***** Document excerpt *****

Horovod vs tf.mirror.strategy
I am exploring the distributed computing using Horovod and Tensorflow.mirror.strategy.
I have a machine which has two GPU's. Using the basic mnist code(provided in tf documents), I tried to utilize both the GPU's for training.
I'm running excatly same piece of code and confused with the usage of H/W resources.
When I'm using Horovod:
[0] GeForce RTX 2080 Ti | 43'C, 13 % | 849 / 11019 MB | vipin(841M) gdm(4M)
[1] GeForce RTX 2080 Ti | 40'C, 14 % | 890 / 11014 MB | vipin(841M) gdm(36M) gdm(8M)
And when using tf.mirror.strategy:
[0] GeForce RTX 2080 Ti | 39'C, 6 % | 10829 / 11019 MB | vipin(10821M) gdm(4M)
[1] GeForce RTX 2080 Ti | 40'C, 7 % | 10826 / 11014 MB | vipin(10777M) gdm(36M) gdm(8M)
I'm confused with the utlization of VRAM (GPU RAM), why Mirror startegy is consuming approax 10829 whereas horvod is using approax 849, even when the batch size is same. Even if I increase or decrease the batch size it remains the same.
Please suggest.
Topic tensorflow distributed
Category Data Science

***** Records shown *****

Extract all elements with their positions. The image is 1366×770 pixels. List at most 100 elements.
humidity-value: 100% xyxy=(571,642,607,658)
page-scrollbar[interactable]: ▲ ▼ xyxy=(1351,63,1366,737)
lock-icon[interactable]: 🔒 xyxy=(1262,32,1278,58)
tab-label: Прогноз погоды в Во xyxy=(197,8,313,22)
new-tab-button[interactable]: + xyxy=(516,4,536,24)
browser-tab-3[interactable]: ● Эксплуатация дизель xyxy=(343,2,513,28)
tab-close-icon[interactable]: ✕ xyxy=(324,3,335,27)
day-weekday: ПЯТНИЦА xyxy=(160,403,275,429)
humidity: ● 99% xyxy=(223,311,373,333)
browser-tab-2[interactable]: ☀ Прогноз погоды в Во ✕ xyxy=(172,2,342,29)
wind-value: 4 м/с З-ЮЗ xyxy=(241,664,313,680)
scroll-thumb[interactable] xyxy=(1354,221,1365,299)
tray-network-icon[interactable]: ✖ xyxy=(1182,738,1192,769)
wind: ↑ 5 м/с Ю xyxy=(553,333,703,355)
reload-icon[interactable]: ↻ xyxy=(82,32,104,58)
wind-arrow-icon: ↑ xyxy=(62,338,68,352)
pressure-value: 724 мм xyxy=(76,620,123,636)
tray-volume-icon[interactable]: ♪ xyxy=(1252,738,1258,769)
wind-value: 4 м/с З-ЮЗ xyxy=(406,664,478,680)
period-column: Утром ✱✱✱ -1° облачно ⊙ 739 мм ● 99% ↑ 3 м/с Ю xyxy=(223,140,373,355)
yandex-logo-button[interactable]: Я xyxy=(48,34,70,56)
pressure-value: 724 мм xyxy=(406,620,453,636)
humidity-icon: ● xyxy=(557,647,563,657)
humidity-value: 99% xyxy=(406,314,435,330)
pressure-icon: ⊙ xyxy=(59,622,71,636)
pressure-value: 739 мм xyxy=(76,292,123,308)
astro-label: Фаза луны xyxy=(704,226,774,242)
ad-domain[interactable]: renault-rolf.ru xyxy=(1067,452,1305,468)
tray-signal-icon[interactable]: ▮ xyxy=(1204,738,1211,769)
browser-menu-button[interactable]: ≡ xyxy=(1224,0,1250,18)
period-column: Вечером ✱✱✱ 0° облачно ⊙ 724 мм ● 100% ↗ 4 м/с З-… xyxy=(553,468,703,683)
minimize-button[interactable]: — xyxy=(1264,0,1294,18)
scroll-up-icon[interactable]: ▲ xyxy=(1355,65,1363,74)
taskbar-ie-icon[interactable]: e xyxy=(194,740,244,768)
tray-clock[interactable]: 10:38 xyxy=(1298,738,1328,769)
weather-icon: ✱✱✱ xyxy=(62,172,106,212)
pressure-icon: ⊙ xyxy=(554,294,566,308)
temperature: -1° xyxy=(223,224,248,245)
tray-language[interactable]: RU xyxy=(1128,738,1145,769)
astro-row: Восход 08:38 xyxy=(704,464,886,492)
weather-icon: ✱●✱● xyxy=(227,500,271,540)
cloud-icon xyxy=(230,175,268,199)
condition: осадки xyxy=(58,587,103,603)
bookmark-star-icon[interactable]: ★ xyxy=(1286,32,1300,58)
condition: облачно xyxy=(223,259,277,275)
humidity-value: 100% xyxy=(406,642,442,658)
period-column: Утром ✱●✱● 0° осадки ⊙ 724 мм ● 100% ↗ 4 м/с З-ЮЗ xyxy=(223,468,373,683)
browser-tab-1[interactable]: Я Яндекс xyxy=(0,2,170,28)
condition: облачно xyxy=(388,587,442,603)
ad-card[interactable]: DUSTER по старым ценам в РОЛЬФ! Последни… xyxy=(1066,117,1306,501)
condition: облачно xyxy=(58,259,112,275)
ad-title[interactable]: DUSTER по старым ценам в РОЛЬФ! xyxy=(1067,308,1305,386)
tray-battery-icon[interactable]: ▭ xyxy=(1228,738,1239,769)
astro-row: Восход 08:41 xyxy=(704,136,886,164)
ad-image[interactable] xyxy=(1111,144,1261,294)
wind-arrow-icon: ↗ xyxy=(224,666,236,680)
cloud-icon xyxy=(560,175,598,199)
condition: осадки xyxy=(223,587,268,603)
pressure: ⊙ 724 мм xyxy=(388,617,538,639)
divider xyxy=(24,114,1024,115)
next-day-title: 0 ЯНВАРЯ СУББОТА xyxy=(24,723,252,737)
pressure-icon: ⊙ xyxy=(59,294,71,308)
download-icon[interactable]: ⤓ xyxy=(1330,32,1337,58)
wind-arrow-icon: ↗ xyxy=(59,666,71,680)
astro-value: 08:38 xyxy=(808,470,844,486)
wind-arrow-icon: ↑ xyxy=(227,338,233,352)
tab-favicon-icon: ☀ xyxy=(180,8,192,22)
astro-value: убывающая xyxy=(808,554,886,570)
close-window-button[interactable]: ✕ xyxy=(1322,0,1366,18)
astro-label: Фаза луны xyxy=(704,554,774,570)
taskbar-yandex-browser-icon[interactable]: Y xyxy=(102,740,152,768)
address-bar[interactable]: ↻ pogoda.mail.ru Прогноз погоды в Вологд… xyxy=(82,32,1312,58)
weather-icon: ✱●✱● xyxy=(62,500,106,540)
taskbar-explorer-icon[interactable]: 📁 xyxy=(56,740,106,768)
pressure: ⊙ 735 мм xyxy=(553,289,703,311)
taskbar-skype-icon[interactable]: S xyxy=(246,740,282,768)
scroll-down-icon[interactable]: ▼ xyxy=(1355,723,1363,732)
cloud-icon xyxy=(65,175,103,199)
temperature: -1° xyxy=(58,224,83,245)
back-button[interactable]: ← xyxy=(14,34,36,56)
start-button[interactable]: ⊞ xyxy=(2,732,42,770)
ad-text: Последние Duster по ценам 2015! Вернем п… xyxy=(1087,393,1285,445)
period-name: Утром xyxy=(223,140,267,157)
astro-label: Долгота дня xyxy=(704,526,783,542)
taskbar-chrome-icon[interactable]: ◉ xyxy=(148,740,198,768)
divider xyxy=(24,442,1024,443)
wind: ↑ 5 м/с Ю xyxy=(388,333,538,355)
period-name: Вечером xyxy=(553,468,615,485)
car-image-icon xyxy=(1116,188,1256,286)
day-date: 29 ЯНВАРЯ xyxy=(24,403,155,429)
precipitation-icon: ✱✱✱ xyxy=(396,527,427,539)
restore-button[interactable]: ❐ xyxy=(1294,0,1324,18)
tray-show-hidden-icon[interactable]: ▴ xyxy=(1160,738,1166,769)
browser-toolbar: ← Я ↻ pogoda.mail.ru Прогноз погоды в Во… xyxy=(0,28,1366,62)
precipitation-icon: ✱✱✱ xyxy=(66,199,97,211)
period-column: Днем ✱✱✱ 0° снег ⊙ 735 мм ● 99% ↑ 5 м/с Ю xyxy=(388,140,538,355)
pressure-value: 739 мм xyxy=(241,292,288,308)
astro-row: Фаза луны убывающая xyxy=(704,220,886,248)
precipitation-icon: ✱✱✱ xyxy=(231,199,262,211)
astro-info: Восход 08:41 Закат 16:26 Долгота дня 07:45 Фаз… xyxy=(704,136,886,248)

*****

Prompt 1:
In the forum post, what code was used to try training on both GPUs?
Prompt 2:
Copy the forum post from "[1] GeForce RTX 2080 Ti | 40'C, 14" up to and including "Please suggest.".
Prompt 3:
List the GPU utilization percentages given in the forum post's readouts, noting which setup each belongs to.
The entries have no role in this work.

Solution 1:
The basic mnist code provided in the tf documents.

Solution 2:
[1] GeForce RTX 2080 Ti | 40'C, 14 % | 890 / 11014 MB | vipin(841M) gdm(36M) gdm(8M)
And when using tf.mirror.strategy:
[0] GeForce RTX 2080 Ti | 39'C, 6 % | 10829 / 11019 MB | vipin(10821M) gdm(4M)
[1] GeForce RTX 2080 Ti | 40'C, 7 % | 10826 / 11014 MB | vipin(10777M) gdm(36M) gdm(8M)
I'm confused with the utlization of VRAM (GPU RAM), why Mirror startegy is consuming approax 10829 whereas horvod is using approax 849, even when the batch size is same. Even if I increase or decrease the batch size it remains the same.
Please suggest.

Solution 3:
Horovod: 13 % (GPU 0), 14 % (GPU 1)
tf.mirror.strategy: 6 % (GPU 0), 7 % (GPU 1)